===== Stored rows

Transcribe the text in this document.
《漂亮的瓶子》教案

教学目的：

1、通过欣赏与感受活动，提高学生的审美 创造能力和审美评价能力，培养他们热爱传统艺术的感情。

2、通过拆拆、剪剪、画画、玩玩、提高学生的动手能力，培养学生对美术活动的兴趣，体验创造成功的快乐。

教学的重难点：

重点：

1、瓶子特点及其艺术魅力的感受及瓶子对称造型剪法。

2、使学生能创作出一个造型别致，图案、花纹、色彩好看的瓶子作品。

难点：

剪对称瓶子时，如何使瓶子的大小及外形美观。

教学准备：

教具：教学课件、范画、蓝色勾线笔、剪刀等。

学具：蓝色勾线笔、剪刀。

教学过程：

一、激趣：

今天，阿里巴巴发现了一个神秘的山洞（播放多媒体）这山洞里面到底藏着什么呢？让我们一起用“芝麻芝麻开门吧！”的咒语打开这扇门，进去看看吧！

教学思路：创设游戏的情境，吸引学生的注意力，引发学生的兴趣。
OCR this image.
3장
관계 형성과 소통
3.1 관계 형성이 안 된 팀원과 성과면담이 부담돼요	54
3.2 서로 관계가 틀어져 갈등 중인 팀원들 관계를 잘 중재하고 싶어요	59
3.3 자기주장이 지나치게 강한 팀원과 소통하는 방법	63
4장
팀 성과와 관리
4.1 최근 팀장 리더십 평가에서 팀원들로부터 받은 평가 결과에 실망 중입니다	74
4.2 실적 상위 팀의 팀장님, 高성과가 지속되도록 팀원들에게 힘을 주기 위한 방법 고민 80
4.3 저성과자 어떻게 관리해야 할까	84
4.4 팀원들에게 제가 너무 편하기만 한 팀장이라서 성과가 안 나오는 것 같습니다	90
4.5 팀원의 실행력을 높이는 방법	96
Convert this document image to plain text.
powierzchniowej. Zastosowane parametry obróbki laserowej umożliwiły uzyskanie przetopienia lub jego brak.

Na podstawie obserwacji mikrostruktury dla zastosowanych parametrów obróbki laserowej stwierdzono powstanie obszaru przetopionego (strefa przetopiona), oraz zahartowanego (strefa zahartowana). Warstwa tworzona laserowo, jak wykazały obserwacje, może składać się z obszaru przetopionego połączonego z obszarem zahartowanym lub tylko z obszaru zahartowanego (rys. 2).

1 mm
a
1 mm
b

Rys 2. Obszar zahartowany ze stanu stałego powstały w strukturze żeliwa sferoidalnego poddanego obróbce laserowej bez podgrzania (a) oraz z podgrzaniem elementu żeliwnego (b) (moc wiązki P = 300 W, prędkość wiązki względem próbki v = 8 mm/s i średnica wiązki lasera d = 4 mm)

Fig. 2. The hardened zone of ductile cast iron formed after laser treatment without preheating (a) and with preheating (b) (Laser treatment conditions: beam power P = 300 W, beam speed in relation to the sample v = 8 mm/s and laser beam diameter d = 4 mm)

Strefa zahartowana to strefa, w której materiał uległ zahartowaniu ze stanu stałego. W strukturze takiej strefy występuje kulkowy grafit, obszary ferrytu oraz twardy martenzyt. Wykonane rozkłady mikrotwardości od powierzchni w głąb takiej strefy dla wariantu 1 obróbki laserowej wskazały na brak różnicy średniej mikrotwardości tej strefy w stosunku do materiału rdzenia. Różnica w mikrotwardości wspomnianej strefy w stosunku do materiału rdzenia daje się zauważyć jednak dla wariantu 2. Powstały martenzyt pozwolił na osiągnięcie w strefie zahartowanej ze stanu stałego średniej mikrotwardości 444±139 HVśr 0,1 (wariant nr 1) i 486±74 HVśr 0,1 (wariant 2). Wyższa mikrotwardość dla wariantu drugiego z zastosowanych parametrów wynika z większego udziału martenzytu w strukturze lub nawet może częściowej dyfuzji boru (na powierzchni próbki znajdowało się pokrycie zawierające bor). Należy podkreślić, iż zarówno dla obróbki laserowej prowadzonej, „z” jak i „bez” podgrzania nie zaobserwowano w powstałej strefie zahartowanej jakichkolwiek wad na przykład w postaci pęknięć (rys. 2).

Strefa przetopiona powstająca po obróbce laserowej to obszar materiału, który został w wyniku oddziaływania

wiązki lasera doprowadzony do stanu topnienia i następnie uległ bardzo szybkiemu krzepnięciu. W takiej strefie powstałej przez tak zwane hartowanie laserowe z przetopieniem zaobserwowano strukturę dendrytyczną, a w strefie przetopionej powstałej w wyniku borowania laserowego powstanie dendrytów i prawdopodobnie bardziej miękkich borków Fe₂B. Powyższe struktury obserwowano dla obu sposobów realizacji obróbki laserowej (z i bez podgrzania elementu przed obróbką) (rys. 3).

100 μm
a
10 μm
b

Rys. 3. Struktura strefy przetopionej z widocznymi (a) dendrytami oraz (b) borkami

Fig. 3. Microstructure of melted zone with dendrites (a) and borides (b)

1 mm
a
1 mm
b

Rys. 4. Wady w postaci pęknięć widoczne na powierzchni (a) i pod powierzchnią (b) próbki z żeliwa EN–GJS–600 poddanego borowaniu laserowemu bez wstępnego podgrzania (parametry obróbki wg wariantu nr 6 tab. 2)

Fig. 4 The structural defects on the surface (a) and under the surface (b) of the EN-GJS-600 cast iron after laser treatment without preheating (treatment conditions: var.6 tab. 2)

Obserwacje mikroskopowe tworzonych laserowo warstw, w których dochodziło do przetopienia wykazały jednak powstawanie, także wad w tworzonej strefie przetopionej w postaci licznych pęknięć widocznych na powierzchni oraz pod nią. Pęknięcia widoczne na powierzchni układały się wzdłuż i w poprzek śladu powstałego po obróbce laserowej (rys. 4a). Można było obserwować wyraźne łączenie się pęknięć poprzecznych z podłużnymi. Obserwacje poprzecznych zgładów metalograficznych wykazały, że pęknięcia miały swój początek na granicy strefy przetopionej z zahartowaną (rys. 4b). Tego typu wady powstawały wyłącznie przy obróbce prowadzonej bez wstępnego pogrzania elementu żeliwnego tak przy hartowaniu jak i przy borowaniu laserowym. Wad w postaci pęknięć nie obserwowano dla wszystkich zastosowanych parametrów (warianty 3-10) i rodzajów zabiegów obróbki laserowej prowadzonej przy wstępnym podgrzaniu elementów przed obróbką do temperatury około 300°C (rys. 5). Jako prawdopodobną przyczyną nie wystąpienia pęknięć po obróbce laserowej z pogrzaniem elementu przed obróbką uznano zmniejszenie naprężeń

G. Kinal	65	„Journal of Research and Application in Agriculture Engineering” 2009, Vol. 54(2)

==========

Exercise prompt | Make an exact copy of every entry.

Result of the exercise |
Transcribe the text in this document.
《漂亮的瓶子》教案

教学目的：

1、通过欣赏与感受活动，提高学生的审美 创造能力和审美评价能力，培养他们热爱传统艺术的感情。

2、通过拆拆、剪剪、画画、玩玩、提高学生的动手能力，培养学生对美术活动的兴趣，体验创造成功的快乐。

教学的重难点：

重点：

1、瓶子特点及其艺术魅力的感受及瓶子对称造型剪法。

2、使学生能创作出一个造型别致，图案、花纹、色彩好看的瓶子作品。

难点：

剪对称瓶子时，如何使瓶子的大小及外形美观。

教学准备：

教具：教学课件、范画、蓝色勾线笔、剪刀等。

学具：蓝色勾线笔、剪刀。

教学过程：

一、激趣：

今天，阿里巴巴发现了一个神秘的山洞（播放多媒体）这山洞里面到底藏着什么呢？让我们一起用“芝麻芝麻开门吧！”的咒语打开这扇门，进去看看吧！

教学思路：创设游戏的情境，吸引学生的注意力，引发学生的兴趣。
OCR this image.
3장
관계 형성과 소통
3.1 관계 형성이 안 된 팀원과 성과면담이 부담돼요	54
3.2 서로 관계가 틀어져 갈등 중인 팀원들 관계를 잘 중재하고 싶어요	59
3.3 자기주장이 지나치게 강한 팀원과 소통하는 방법	63
4장
팀 성과와 관리
4.1 최근 팀장 리더십 평가에서 팀원들로부터 받은 평가 결과에 실망 중입니다	74
4.2 실적 상위 팀의 팀장님, 高성과가 지속되도록 팀원들에게 힘을 주기 위한 방법 고민 80
4.3 저성과자 어떻게 관리해야 할까	84
4.4 팀원들에게 제가 너무 편하기만 한 팀장이라서 성과가 안 나오는 것 같습니다	90
4.5 팀원의 실행력을 높이는 방법	96
Convert this document image to plain text.
powierzchniowej. Zastosowane parametry obróbki laserowej umożliwiły uzyskanie przetopienia lub jego brak.

Na podstawie obserwacji mikrostruktury dla zastosowanych parametrów obróbki laserowej stwierdzono powstanie obszaru przetopionego (strefa przetopiona), oraz zahartowanego (strefa zahartowana). Warstwa tworzona laserowo, jak wykazały obserwacje, może składać się z obszaru przetopionego połączonego z obszarem zahartowanym lub tylko z obszaru zahartowanego (rys. 2).

1 mm
a
1 mm
b

Rys 2. Obszar zahartowany ze stanu stałego powstały w strukturze żeliwa sferoidalnego poddanego obróbce laserowej bez podgrzania (a) oraz z podgrzaniem elementu żeliwnego (b) (moc wiązki P = 300 W, prędkość wiązki względem próbki v = 8 mm/s i średnica wiązki lasera d = 4 mm)

Fig. 2. The hardened zone of ductile cast iron formed after laser treatment without preheating (a) and with preheating (b) (Laser treatment conditions: beam power P = 300 W, beam speed in relation to the sample v = 8 mm/s and laser beam diameter d = 4 mm)

Strefa zahartowana to strefa, w której materiał uległ zahartowaniu ze stanu stałego. W strukturze takiej strefy występuje kulkowy grafit, obszary ferrytu oraz twardy martenzyt. Wykonane rozkłady mikrotwardości od powierzchni w głąb takiej strefy dla wariantu 1 obróbki laserowej wskazały na brak różnicy średniej mikrotwardości tej strefy w stosunku do materiału rdzenia. Różnica w mikrotwardości wspomnianej strefy w stosunku do materiału rdzenia daje się zauważyć jednak dla wariantu 2. Powstały martenzyt pozwolił na osiągnięcie w strefie zahartowanej ze stanu stałego średniej mikrotwardości 444±139 HVśr 0,1 (wariant nr 1) i 486±74 HVśr 0,1 (wariant 2). Wyższa mikrotwardość dla wariantu drugiego z zastosowanych parametrów wynika z większego udziału martenzytu w strukturze lub nawet może częściowej dyfuzji boru (na powierzchni próbki znajdowało się pokrycie zawierające bor). Należy podkreślić, iż zarówno dla obróbki laserowej prowadzonej, „z” jak i „bez” podgrzania nie zaobserwowano w powstałej strefie zahartowanej jakichkolwiek wad na przykład w postaci pęknięć (rys. 2).

Strefa przetopiona powstająca po obróbce laserowej to obszar materiału, który został w wyniku oddziaływania

wiązki lasera doprowadzony do stanu topnienia i następnie uległ bardzo szybkiemu krzepnięciu. W takiej strefie powstałej przez tak zwane hartowanie laserowe z przetopieniem zaobserwowano strukturę dendrytyczną, a w strefie przetopionej powstałej w wyniku borowania laserowego powstanie dendrytów i prawdopodobnie bardziej miękkich borków Fe₂B. Powyższe struktury obserwowano dla obu sposobów realizacji obróbki laserowej (z i bez podgrzania elementu przed obróbką) (rys. 3).

100 μm
a
10 μm
b

Rys. 3. Struktura strefy przetopionej z widocznymi (a) dendrytami oraz (b) borkami

Fig. 3. Microstructure of melted zone with dendrites (a) and borides (b)

1 mm
a
1 mm
b

Rys. 4. Wady w postaci pęknięć widoczne na powierzchni (a) i pod powierzchnią (b) próbki z żeliwa EN–GJS–600 poddanego borowaniu laserowemu bez wstępnego podgrzania (parametry obróbki wg wariantu nr 6 tab. 2)

Fig. 4 The structural defects on the surface (a) and under the surface (b) of the EN-GJS-600 cast iron after laser treatment without preheating (treatment conditions: var.6 tab. 2)

Obserwacje mikroskopowe tworzonych laserowo warstw, w których dochodziło do przetopienia wykazały jednak powstawanie, także wad w tworzonej strefie przetopionej w postaci licznych pęknięć widocznych na powierzchni oraz pod nią. Pęknięcia widoczne na powierzchni układały się wzdłuż i w poprzek śladu powstałego po obróbce laserowej (rys. 4a). Można było obserwować wyraźne łączenie się pęknięć poprzecznych z podłużnymi. Obserwacje poprzecznych zgładów metalograficznych wykazały, że pęknięcia miały swój początek na granicy strefy przetopionej z zahartowaną (rys. 4b). Tego typu wady powstawały wyłącznie przy obróbce prowadzonej bez wstępnego pogrzania elementu żeliwnego tak przy hartowaniu jak i przy borowaniu laserowym. Wad w postaci pęknięć nie obserwowano dla wszystkich zastosowanych parametrów (warianty 3-10) i rodzajów zabiegów obróbki laserowej prowadzonej przy wstępnym podgrzaniu elementów przed obróbką do temperatury około 300°C (rys. 5). Jako prawdopodobną przyczyną nie wystąpienia pęknięć po obróbce laserowej z pogrzaniem elementu przed obróbką uznano zmniejszenie naprężeń

G. Kinal	65	„Journal of Research and Application in Agriculture Engineering” 2009, Vol. 54(2)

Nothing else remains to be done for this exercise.